## WHAT THE TASK ASKS:
Among the entries that follow, tally the lines with the string "JSON". Give no more than the number.

## SOURCE MATERIAL:
::::::::
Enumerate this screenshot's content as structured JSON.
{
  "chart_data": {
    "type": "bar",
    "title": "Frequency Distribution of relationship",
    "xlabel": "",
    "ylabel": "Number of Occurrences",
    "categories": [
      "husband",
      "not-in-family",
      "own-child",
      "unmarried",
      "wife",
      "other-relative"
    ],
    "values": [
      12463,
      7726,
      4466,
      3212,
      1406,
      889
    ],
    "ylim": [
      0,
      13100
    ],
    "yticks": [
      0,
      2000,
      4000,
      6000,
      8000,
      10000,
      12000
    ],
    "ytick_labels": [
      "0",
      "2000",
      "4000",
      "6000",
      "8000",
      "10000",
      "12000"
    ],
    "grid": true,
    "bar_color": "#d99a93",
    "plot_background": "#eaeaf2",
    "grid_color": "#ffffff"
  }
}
::::::::
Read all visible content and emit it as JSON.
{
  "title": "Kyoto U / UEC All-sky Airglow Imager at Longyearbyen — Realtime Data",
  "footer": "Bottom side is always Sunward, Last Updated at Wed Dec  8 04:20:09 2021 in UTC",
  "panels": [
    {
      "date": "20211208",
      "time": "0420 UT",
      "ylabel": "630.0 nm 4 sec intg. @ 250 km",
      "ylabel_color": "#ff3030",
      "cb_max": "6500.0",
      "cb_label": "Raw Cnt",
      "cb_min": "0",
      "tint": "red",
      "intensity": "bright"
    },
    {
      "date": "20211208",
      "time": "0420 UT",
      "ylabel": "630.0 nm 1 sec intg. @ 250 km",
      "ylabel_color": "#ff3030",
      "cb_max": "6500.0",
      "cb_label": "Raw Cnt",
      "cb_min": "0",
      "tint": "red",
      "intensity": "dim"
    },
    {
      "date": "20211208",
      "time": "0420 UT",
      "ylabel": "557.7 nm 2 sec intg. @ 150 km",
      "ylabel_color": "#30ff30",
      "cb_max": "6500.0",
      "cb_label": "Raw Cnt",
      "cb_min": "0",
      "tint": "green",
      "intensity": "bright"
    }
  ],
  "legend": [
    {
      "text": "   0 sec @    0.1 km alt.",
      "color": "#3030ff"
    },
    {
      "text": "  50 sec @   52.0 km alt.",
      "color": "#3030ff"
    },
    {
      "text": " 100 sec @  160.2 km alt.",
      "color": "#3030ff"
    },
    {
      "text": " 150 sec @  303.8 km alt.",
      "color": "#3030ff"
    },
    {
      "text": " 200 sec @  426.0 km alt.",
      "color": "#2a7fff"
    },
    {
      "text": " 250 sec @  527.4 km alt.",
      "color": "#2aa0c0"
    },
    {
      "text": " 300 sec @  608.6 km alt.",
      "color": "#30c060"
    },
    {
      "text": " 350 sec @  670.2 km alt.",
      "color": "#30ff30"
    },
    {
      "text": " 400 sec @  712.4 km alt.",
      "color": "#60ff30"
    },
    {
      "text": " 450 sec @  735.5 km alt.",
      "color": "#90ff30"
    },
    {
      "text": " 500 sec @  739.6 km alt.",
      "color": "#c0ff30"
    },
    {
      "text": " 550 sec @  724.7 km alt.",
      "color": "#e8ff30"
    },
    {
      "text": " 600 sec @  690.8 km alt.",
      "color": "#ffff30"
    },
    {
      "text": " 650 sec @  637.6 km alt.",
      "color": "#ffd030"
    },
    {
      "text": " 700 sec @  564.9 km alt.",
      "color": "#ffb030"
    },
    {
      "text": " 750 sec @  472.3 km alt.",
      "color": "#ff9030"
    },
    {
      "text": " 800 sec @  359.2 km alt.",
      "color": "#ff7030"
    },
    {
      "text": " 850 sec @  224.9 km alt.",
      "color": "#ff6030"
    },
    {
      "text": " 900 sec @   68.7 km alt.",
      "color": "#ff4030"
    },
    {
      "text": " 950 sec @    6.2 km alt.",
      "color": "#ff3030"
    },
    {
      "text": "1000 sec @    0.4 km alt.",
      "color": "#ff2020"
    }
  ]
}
::::::::
## FINAL RESULT:
2